■ Figure content listings
=======
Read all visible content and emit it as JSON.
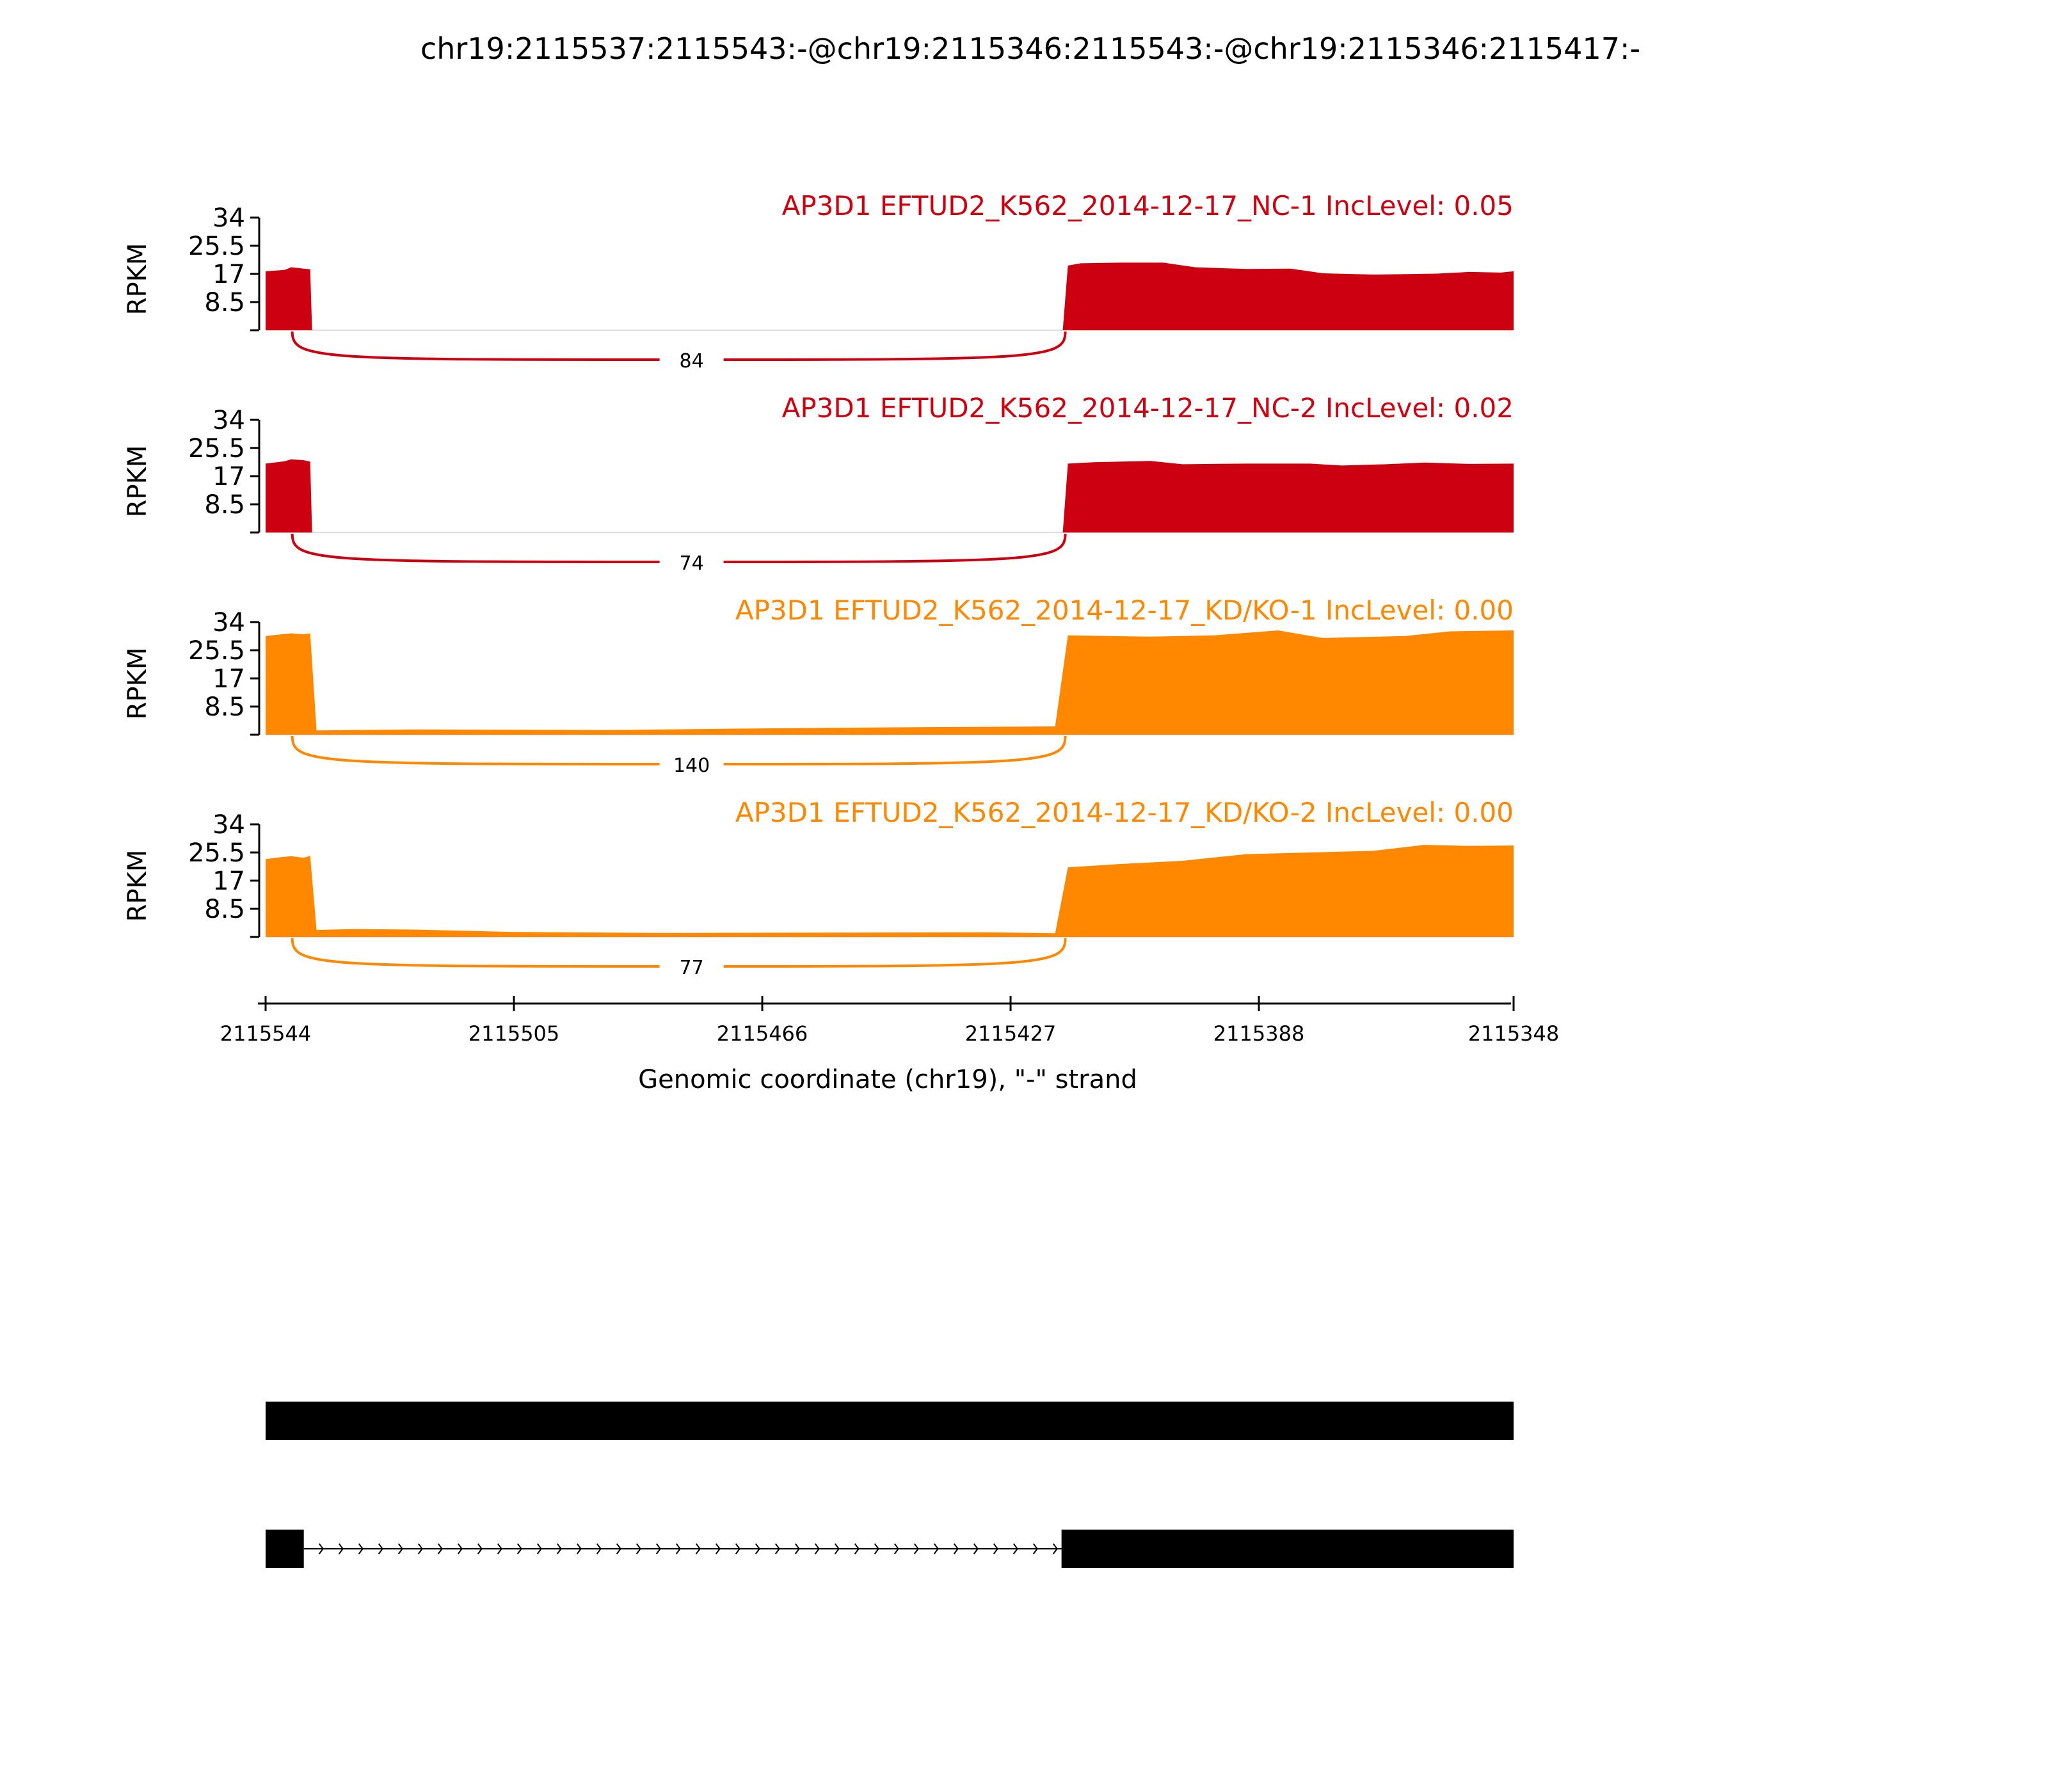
{
  "chart_data": {
    "type": "area",
    "title": "chr19:2115537:2115543:-@chr19:2115346:2115543:-@chr19:2115346:2115417:-",
    "xlabel": "Genomic coordinate (chr19), \"-\" strand",
    "ylabel": "RPKM",
    "x_ticks": [
      "2115544",
      "2115505",
      "2115466",
      "2115427",
      "2115388",
      "2115348"
    ],
    "x_tick_values": [
      2115544,
      2115505,
      2115466,
      2115427,
      2115388,
      2115348
    ],
    "xlim": [
      2115544,
      2115348
    ],
    "y_ticks": [
      "8.5",
      "17",
      "25.5",
      "34"
    ],
    "y_tick_values": [
      8.5,
      17,
      25.5,
      34
    ],
    "ylim": [
      0,
      34
    ],
    "colors": {
      "NC": "#cc0011",
      "KD": "#ff8800"
    },
    "exon_bounds": {
      "exon1_end": 2115537,
      "exon3_start": 2115418
    },
    "panels": [
      {
        "label": "AP3D1 EFTUD2_K562_2014-12-17_NC-1 IncLevel: 0.05",
        "color": "#cc0011",
        "junction_count": "84",
        "exon1": [
          [
            2115544,
            17.8
          ],
          [
            2115541,
            18.2
          ],
          [
            2115540,
            19.0
          ],
          [
            2115538,
            18.6
          ],
          [
            2115537,
            18.4
          ]
        ],
        "intron": [],
        "exon3": [
          [
            2115418,
            19.5
          ],
          [
            2115416,
            20.2
          ],
          [
            2115410,
            20.4
          ],
          [
            2115403,
            20.4
          ],
          [
            2115398,
            19.0
          ],
          [
            2115390,
            18.5
          ],
          [
            2115383,
            18.6
          ],
          [
            2115378,
            17.2
          ],
          [
            2115370,
            16.8
          ],
          [
            2115360,
            17.1
          ],
          [
            2115355,
            17.6
          ],
          [
            2115350,
            17.4
          ],
          [
            2115348,
            17.8
          ]
        ]
      },
      {
        "label": "AP3D1 EFTUD2_K562_2014-12-17_NC-2 IncLevel: 0.02",
        "color": "#cc0011",
        "junction_count": "74",
        "exon1": [
          [
            2115544,
            20.8
          ],
          [
            2115541,
            21.5
          ],
          [
            2115540,
            22.1
          ],
          [
            2115538,
            21.8
          ],
          [
            2115537,
            21.4
          ]
        ],
        "intron": [],
        "exon3": [
          [
            2115418,
            20.8
          ],
          [
            2115414,
            21.2
          ],
          [
            2115405,
            21.6
          ],
          [
            2115400,
            20.6
          ],
          [
            2115390,
            20.8
          ],
          [
            2115380,
            20.8
          ],
          [
            2115375,
            20.2
          ],
          [
            2115368,
            20.6
          ],
          [
            2115362,
            21.1
          ],
          [
            2115355,
            20.7
          ],
          [
            2115348,
            20.8
          ]
        ]
      },
      {
        "label": "AP3D1 EFTUD2_K562_2014-12-17_KD/KO-1 IncLevel: 0.00",
        "color": "#ff8800",
        "junction_count": "140",
        "exon1": [
          [
            2115544,
            29.8
          ],
          [
            2115542,
            30.2
          ],
          [
            2115540,
            30.6
          ],
          [
            2115538,
            30.3
          ],
          [
            2115537,
            30.6
          ]
        ],
        "intron": [
          [
            2115536,
            1.3
          ],
          [
            2115520,
            1.6
          ],
          [
            2115490,
            1.4
          ],
          [
            2115466,
            1.9
          ],
          [
            2115440,
            2.3
          ],
          [
            2115420,
            2.5
          ]
        ],
        "exon3": [
          [
            2115418,
            30.0
          ],
          [
            2115405,
            29.6
          ],
          [
            2115395,
            30.0
          ],
          [
            2115385,
            31.5
          ],
          [
            2115378,
            29.2
          ],
          [
            2115365,
            29.8
          ],
          [
            2115358,
            31.2
          ],
          [
            2115348,
            31.5
          ]
        ]
      },
      {
        "label": "AP3D1 EFTUD2_K562_2014-12-17_KD/KO-2 IncLevel: 0.00",
        "color": "#ff8800",
        "junction_count": "77",
        "exon1": [
          [
            2115544,
            23.5
          ],
          [
            2115542,
            24.0
          ],
          [
            2115540,
            24.4
          ],
          [
            2115538,
            23.9
          ],
          [
            2115537,
            24.5
          ]
        ],
        "intron": [
          [
            2115536,
            2.1
          ],
          [
            2115530,
            2.4
          ],
          [
            2115520,
            2.2
          ],
          [
            2115505,
            1.5
          ],
          [
            2115480,
            1.2
          ],
          [
            2115460,
            1.3
          ],
          [
            2115430,
            1.4
          ],
          [
            2115420,
            1.1
          ]
        ],
        "exon3": [
          [
            2115418,
            21.0
          ],
          [
            2115410,
            22.0
          ],
          [
            2115400,
            23.0
          ],
          [
            2115390,
            25.0
          ],
          [
            2115380,
            25.5
          ],
          [
            2115370,
            26.0
          ],
          [
            2115362,
            27.8
          ],
          [
            2115355,
            27.5
          ],
          [
            2115348,
            27.6
          ]
        ]
      }
    ]
  },
  "isoforms": [
    {
      "exons": [
        [
          2115544,
          2115348
        ]
      ]
    },
    {
      "exons": [
        [
          2115544,
          2115538
        ],
        [
          2115419,
          2115348
        ]
      ]
    }
  ]
}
=======
■ WHAT YOU WILL DO
Would you write out each entry word for word and omit the images?

■ WRITTEN RESPONSE
Read all visible content and emit it as JSON.
{
  "chart_data": {
    "type": "area",
    "title": "chr19:2115537:2115543:-@chr19:2115346:2115543:-@chr19:2115346:2115417:-",
    "xlabel": "Genomic coordinate (chr19), \"-\" strand",
    "ylabel": "RPKM",
    "x_ticks": [
      "2115544",
      "2115505",
      "2115466",
      "2115427",
      "2115388",
      "2115348"
    ],
    "x_tick_values": [
      2115544,
      2115505,
      2115466,
      2115427,
      2115388,
      2115348
    ],
    "xlim": [
      2115544,
      2115348
    ],
    "y_ticks": [
      "8.5",
      "17",
      "25.5",
      "34"
    ],
    "y_tick_values": [
      8.5,
      17,
      25.5,
      34
    ],
    "ylim": [
      0,
      34
    ],
    "colors": {
      "NC": "#cc0011",
      "KD": "#ff8800"
    },
    "exon_bounds": {
      "exon1_end": 2115537,
      "exon3_start": 2115418
    },
    "panels": [
      {
        "label": "AP3D1 EFTUD2_K562_2014-12-17_NC-1 IncLevel: 0.05",
        "color": "#cc0011",
        "junction_count": "84",
        "exon1": [
          [
            2115544,
            17.8
          ],
          [
            2115541,
            18.2
          ],
          [
            2115540,
            19.0
          ],
          [
            2115538,
            18.6
          ],
          [
            2115537,
            18.4
          ]
        ],
        "intron": [],
        "exon3": [
          [
            2115418,
            19.5
          ],
          [
            2115416,
            20.2
          ],
          [
            2115410,
            20.4
          ],
          [
            2115403,
            20.4
          ],
          [
            2115398,
            19.0
          ],
          [
            2115390,
            18.5
          ],
          [
            2115383,
            18.6
          ],
          [
            2115378,
            17.2
          ],
          [
            2115370,
            16.8
          ],
          [
            2115360,
            17.1
          ],
          [
            2115355,
            17.6
          ],
          [
            2115350,
            17.4
          ],
          [
            2115348,
            17.8
          ]
        ]
      },
      {
        "label": "AP3D1 EFTUD2_K562_2014-12-17_NC-2 IncLevel: 0.02",
        "color": "#cc0011",
        "junction_count": "74",
        "exon1": [
          [
            2115544,
            20.8
          ],
          [
            2115541,
            21.5
          ],
          [
            2115540,
            22.1
          ],
          [
            2115538,
            21.8
          ],
          [
            2115537,
            21.4
          ]
        ],
        "intron": [],
        "exon3": [
          [
            2115418,
            20.8
          ],
          [
            2115414,
            21.2
          ],
          [
            2115405,
            21.6
          ],
          [
            2115400,
            20.6
          ],
          [
            2115390,
            20.8
          ],
          [
            2115380,
            20.8
          ],
          [
            2115375,
            20.2
          ],
          [
            2115368,
            20.6
          ],
          [
            2115362,
            21.1
          ],
          [
            2115355,
            20.7
          ],
          [
            2115348,
            20.8
          ]
        ]
      },
      {
        "label": "AP3D1 EFTUD2_K562_2014-12-17_KD/KO-1 IncLevel: 0.00",
        "color": "#ff8800",
        "junction_count": "140",
        "exon1": [
          [
            2115544,
            29.8
          ],
          [
            2115542,
            30.2
          ],
          [
            2115540,
            30.6
          ],
          [
            2115538,
            30.3
          ],
          [
            2115537,
            30.6
          ]
        ],
        "intron": [
          [
            2115536,
            1.3
          ],
          [
            2115520,
            1.6
          ],
          [
            2115490,
            1.4
          ],
          [
            2115466,
            1.9
          ],
          [
            2115440,
            2.3
          ],
          [
            2115420,
            2.5
          ]
        ],
        "exon3": [
          [
            2115418,
            30.0
          ],
          [
            2115405,
            29.6
          ],
          [
            2115395,
            30.0
          ],
          [
            2115385,
            31.5
          ],
          [
            2115378,
            29.2
          ],
          [
            2115365,
            29.8
          ],
          [
            2115358,
            31.2
          ],
          [
            2115348,
            31.5
          ]
        ]
      },
      {
        "label": "AP3D1 EFTUD2_K562_2014-12-17_KD/KO-2 IncLevel: 0.00",
        "color": "#ff8800",
        "junction_count": "77",
        "exon1": [
          [
            2115544,
            23.5
          ],
          [
            2115542,
            24.0
          ],
          [
            2115540,
            24.4
          ],
          [
            2115538,
            23.9
          ],
          [
            2115537,
            24.5
          ]
        ],
        "intron": [
          [
            2115536,
            2.1
          ],
          [
            2115530,
            2.4
          ],
          [
            2115520,
            2.2
          ],
          [
            2115505,
            1.5
          ],
          [
            2115480,
            1.2
          ],
          [
            2115460,
            1.3
          ],
          [
            2115430,
            1.4
          ],
          [
            2115420,
            1.1
          ]
        ],
        "exon3": [
          [
            2115418,
            21.0
          ],
          [
            2115410,
            22.0
          ],
          [
            2115400,
            23.0
          ],
          [
            2115390,
            25.0
          ],
          [
            2115380,
            25.5
          ],
          [
            2115370,
            26.0
          ],
          [
            2115362,
            27.8
          ],
          [
            2115355,
            27.5
          ],
          [
            2115348,
            27.6
          ]
        ]
      }
    ]
  },
  "isoforms": [
    {
      "exons": [
        [
          2115544,
          2115348
        ]
      ]
    },
    {
      "exons": [
        [
          2115544,
          2115538
        ],
        [
          2115419,
          2115348
        ]
      ]
    }
  ]
}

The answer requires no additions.